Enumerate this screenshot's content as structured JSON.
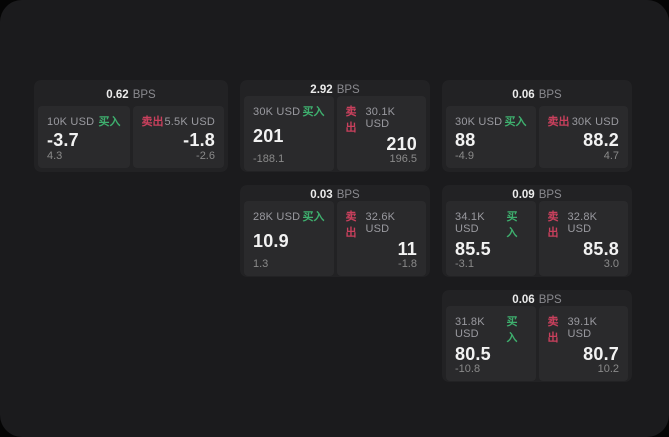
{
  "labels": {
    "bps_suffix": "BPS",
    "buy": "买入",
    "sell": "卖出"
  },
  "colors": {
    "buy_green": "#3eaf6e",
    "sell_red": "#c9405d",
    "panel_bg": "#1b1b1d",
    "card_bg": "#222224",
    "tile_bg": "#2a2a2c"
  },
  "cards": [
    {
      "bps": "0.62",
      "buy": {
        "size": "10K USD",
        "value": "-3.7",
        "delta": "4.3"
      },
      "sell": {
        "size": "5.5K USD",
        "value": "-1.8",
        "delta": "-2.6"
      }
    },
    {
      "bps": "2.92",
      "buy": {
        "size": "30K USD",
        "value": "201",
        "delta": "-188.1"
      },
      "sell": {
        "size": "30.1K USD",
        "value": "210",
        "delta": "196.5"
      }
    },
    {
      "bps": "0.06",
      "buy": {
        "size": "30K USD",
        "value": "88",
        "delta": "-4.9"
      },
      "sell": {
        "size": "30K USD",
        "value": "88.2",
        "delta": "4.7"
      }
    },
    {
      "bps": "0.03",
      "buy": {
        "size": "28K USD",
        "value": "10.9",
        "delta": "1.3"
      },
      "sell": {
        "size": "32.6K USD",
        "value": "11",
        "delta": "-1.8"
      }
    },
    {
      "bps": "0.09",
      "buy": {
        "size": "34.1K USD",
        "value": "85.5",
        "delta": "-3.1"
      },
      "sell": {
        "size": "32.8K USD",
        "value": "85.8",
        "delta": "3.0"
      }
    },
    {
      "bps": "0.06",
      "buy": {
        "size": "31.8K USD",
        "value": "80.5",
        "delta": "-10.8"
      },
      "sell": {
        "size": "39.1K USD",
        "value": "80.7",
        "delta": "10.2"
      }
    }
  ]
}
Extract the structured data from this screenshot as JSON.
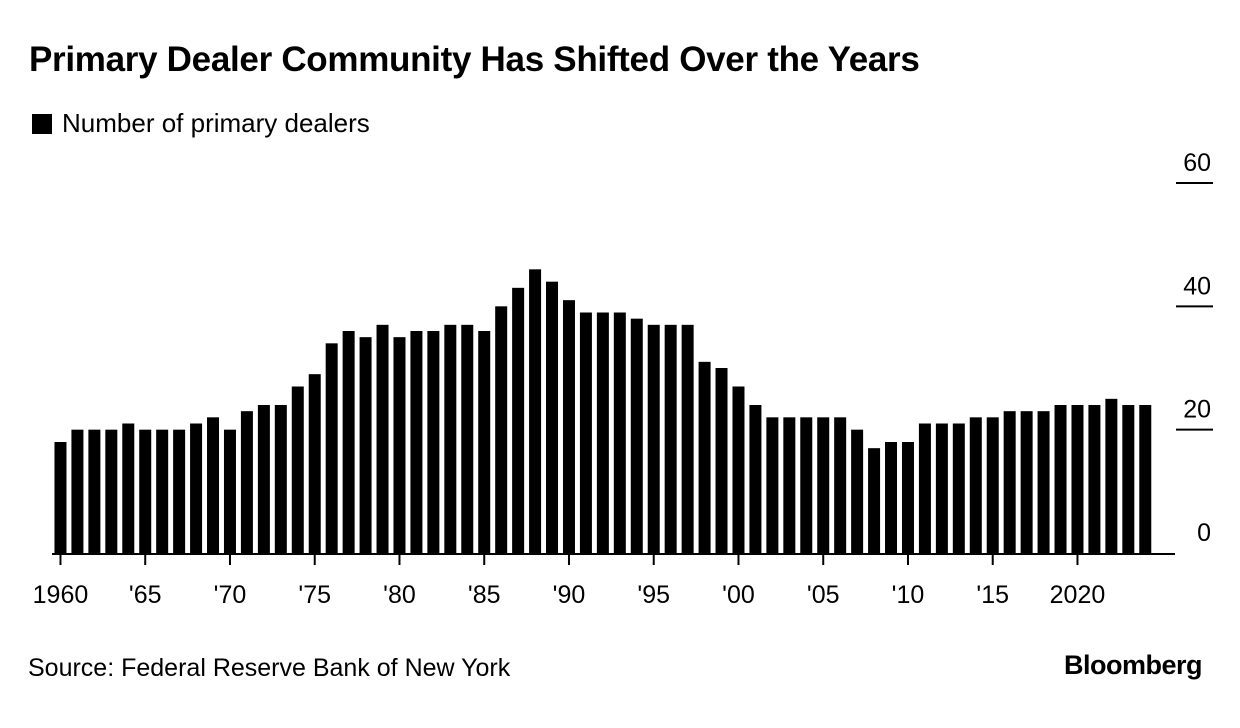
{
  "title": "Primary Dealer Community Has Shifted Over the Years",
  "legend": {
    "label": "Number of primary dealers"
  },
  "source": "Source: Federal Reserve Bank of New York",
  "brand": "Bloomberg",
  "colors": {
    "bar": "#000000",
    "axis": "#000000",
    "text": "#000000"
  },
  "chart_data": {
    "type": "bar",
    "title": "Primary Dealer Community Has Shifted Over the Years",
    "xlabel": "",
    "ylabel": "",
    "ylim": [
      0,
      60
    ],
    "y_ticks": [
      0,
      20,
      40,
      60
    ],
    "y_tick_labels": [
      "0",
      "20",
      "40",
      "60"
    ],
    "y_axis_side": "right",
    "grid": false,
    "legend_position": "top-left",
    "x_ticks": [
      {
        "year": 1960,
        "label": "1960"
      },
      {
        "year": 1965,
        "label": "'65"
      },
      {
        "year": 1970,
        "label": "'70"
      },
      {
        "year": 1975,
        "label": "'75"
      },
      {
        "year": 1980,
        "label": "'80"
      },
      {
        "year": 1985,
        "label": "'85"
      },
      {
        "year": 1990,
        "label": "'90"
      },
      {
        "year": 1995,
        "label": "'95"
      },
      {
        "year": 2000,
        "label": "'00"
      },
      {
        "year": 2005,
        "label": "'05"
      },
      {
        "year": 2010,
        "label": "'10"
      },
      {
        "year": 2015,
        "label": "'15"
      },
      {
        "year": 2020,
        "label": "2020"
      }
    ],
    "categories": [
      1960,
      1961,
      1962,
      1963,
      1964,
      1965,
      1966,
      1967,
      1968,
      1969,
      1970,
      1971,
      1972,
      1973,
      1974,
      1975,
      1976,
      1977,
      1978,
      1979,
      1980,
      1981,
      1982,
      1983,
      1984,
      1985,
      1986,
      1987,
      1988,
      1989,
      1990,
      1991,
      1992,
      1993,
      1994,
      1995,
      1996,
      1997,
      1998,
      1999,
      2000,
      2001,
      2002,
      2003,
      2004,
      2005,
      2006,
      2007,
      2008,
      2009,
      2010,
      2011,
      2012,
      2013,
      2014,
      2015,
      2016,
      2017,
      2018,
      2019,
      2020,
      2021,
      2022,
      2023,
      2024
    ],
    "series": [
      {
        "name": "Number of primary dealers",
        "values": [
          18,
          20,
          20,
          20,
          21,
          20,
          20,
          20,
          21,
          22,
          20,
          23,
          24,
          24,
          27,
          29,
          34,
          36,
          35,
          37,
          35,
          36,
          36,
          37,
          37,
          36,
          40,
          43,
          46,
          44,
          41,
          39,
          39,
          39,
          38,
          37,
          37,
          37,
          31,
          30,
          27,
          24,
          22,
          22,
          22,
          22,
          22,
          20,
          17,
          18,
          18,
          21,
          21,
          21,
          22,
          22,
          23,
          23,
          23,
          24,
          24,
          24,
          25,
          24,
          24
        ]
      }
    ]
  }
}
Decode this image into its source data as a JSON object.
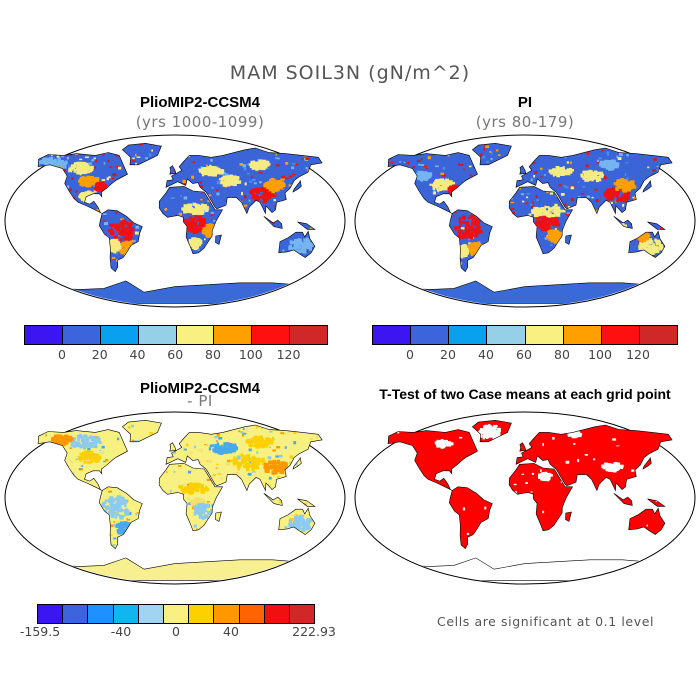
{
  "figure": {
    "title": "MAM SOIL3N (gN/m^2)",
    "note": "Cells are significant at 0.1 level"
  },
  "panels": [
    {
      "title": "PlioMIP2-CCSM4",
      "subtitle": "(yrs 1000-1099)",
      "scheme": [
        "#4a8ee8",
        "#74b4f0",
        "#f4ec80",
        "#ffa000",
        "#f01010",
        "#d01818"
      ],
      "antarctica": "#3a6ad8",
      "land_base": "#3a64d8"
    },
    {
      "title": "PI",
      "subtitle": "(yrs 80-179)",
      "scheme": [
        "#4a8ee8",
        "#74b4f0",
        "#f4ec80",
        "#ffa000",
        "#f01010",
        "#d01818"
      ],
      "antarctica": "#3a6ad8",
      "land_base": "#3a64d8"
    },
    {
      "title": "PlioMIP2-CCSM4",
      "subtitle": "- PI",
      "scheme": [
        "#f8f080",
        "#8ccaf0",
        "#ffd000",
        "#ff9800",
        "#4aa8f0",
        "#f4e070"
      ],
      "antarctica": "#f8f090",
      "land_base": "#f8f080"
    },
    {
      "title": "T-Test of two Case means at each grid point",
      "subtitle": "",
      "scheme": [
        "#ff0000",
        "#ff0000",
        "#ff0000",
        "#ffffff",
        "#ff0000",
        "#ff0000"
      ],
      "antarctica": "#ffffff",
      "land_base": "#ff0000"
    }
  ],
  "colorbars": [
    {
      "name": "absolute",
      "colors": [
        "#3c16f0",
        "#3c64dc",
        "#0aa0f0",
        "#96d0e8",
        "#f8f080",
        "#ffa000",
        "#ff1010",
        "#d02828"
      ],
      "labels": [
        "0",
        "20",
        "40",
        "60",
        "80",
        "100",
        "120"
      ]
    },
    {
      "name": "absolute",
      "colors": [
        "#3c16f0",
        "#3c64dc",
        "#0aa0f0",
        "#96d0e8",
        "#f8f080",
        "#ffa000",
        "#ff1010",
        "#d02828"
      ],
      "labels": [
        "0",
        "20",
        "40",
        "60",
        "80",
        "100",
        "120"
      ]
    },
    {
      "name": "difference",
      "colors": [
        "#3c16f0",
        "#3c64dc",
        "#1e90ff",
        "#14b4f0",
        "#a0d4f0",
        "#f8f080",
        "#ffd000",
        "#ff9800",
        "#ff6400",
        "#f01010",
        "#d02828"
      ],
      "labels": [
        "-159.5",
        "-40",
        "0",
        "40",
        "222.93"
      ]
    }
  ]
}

YOUR INSTRUCTIONS:
Reproduce the records above exactly, leaving out every picture they contain.

REPLY:
Enumerate this screenshot's content as structured JSON.
{
  "labels": {
    "bps_suffix": "BPS",
    "buy": "买入",
    "sell": "卖出"
  },
  "colors": {
    "buy_green": "#3eaf6e",
    "sell_red": "#c9405d",
    "panel_bg": "#1b1b1d",
    "card_bg": "#222224",
    "tile_bg": "#2a2a2c"
  },
  "cards": [
    {
      "bps": "0.62",
      "buy": {
        "size": "10K USD",
        "value": "-3.7",
        "delta": "4.3"
      },
      "sell": {
        "size": "5.5K USD",
        "value": "-1.8",
        "delta": "-2.6"
      }
    },
    {
      "bps": "2.92",
      "buy": {
        "size": "30K USD",
        "value": "201",
        "delta": "-188.1"
      },
      "sell": {
        "size": "30.1K USD",
        "value": "210",
        "delta": "196.5"
      }
    },
    {
      "bps": "0.06",
      "buy": {
        "size": "30K USD",
        "value": "88",
        "delta": "-4.9"
      },
      "sell": {
        "size": "30K USD",
        "value": "88.2",
        "delta": "4.7"
      }
    },
    {
      "bps": "0.03",
      "buy": {
        "size": "28K USD",
        "value": "10.9",
        "delta": "1.3"
      },
      "sell": {
        "size": "32.6K USD",
        "value": "11",
        "delta": "-1.8"
      }
    },
    {
      "bps": "0.09",
      "buy": {
        "size": "34.1K USD",
        "value": "85.5",
        "delta": "-3.1"
      },
      "sell": {
        "size": "32.8K USD",
        "value": "85.8",
        "delta": "3.0"
      }
    },
    {
      "bps": "0.06",
      "buy": {
        "size": "31.8K USD",
        "value": "80.5",
        "delta": "-10.8"
      },
      "sell": {
        "size": "39.1K USD",
        "value": "80.7",
        "delta": "10.2"
      }
    }
  ]
}
Extract the structured data from this screenshot as JSON.
{
  "title": "Primary Dealer Community Has Shifted Over the Years",
  "legend": {
    "label": "Number of primary dealers"
  },
  "source": "Source: Federal Reserve Bank of New York",
  "brand": "Bloomberg",
  "colors": {
    "bar": "#000000",
    "axis": "#000000",
    "text": "#000000"
  },
  "chart_data": {
    "type": "bar",
    "title": "Primary Dealer Community Has Shifted Over the Years",
    "xlabel": "",
    "ylabel": "",
    "ylim": [
      0,
      60
    ],
    "y_ticks": [
      0,
      20,
      40,
      60
    ],
    "y_tick_labels": [
      "0",
      "20",
      "40",
      "60"
    ],
    "y_axis_side": "right",
    "grid": false,
    "legend_position": "top-left",
    "x_ticks": [
      {
        "year": 1960,
        "label": "1960"
      },
      {
        "year": 1965,
        "label": "'65"
      },
      {
        "year": 1970,
        "label": "'70"
      },
      {
        "year": 1975,
        "label": "'75"
      },
      {
        "year": 1980,
        "label": "'80"
      },
      {
        "year": 1985,
        "label": "'85"
      },
      {
        "year": 1990,
        "label": "'90"
      },
      {
        "year": 1995,
        "label": "'95"
      },
      {
        "year": 2000,
        "label": "'00"
      },
      {
        "year": 2005,
        "label": "'05"
      },
      {
        "year": 2010,
        "label": "'10"
      },
      {
        "year": 2015,
        "label": "'15"
      },
      {
        "year": 2020,
        "label": "2020"
      }
    ],
    "categories": [
      1960,
      1961,
      1962,
      1963,
      1964,
      1965,
      1966,
      1967,
      1968,
      1969,
      1970,
      1971,
      1972,
      1973,
      1974,
      1975,
      1976,
      1977,
      1978,
      1979,
      1980,
      1981,
      1982,
      1983,
      1984,
      1985,
      1986,
      1987,
      1988,
      1989,
      1990,
      1991,
      1992,
      1993,
      1994,
      1995,
      1996,
      1997,
      1998,
      1999,
      2000,
      2001,
      2002,
      2003,
      2004,
      2005,
      2006,
      2007,
      2008,
      2009,
      2010,
      2011,
      2012,
      2013,
      2014,
      2015,
      2016,
      2017,
      2018,
      2019,
      2020,
      2021,
      2022,
      2023,
      2024
    ],
    "series": [
      {
        "name": "Number of primary dealers",
        "values": [
          18,
          20,
          20,
          20,
          21,
          20,
          20,
          20,
          21,
          22,
          20,
          23,
          24,
          24,
          27,
          29,
          34,
          36,
          35,
          37,
          35,
          36,
          36,
          37,
          37,
          36,
          40,
          43,
          46,
          44,
          41,
          39,
          39,
          39,
          38,
          37,
          37,
          37,
          31,
          30,
          27,
          24,
          22,
          22,
          22,
          22,
          22,
          20,
          17,
          18,
          18,
          21,
          21,
          21,
          22,
          22,
          23,
          23,
          23,
          24,
          24,
          24,
          25,
          24,
          24
        ]
      }
    ]
  }
}
Decode this image into its source data as a JSON object.
{
  "figure": {
    "title": "MAM SOIL3N (gN/m^2)",
    "note": "Cells are significant at 0.1 level"
  },
  "panels": [
    {
      "title": "PlioMIP2-CCSM4",
      "subtitle": "(yrs 1000-1099)",
      "scheme": [
        "#4a8ee8",
        "#74b4f0",
        "#f4ec80",
        "#ffa000",
        "#f01010",
        "#d01818"
      ],
      "antarctica": "#3a6ad8",
      "land_base": "#3a64d8"
    },
    {
      "title": "PI",
      "subtitle": "(yrs 80-179)",
      "scheme": [
        "#4a8ee8",
        "#74b4f0",
        "#f4ec80",
        "#ffa000",
        "#f01010",
        "#d01818"
      ],
      "antarctica": "#3a6ad8",
      "land_base": "#3a64d8"
    },
    {
      "title": "PlioMIP2-CCSM4",
      "subtitle": "- PI",
      "scheme": [
        "#f8f080",
        "#8ccaf0",
        "#ffd000",
        "#ff9800",
        "#4aa8f0",
        "#f4e070"
      ],
      "antarctica": "#f8f090",
      "land_base": "#f8f080"
    },
    {
      "title": "T-Test of two Case means at each grid point",
      "subtitle": "",
      "scheme": [
        "#ff0000",
        "#ff0000",
        "#ff0000",
        "#ffffff",
        "#ff0000",
        "#ff0000"
      ],
      "antarctica": "#ffffff",
      "land_base": "#ff0000"
    }
  ],
  "colorbars": [
    {
      "name": "absolute",
      "colors": [
        "#3c16f0",
        "#3c64dc",
        "#0aa0f0",
        "#96d0e8",
        "#f8f080",
        "#ffa000",
        "#ff1010",
        "#d02828"
      ],
      "labels": [
        "0",
        "20",
        "40",
        "60",
        "80",
        "100",
        "120"
      ]
    },
    {
      "name": "absolute",
      "colors": [
        "#3c16f0",
        "#3c64dc",
        "#0aa0f0",
        "#96d0e8",
        "#f8f080",
        "#ffa000",
        "#ff1010",
        "#d02828"
      ],
      "labels": [
        "0",
        "20",
        "40",
        "60",
        "80",
        "100",
        "120"
      ]
    },
    {
      "name": "difference",
      "colors": [
        "#3c16f0",
        "#3c64dc",
        "#1e90ff",
        "#14b4f0",
        "#a0d4f0",
        "#f8f080",
        "#ffd000",
        "#ff9800",
        "#ff6400",
        "#f01010",
        "#d02828"
      ],
      "labels": [
        "-159.5",
        "-40",
        "0",
        "40",
        "222.93"
      ]
    }
  ]
}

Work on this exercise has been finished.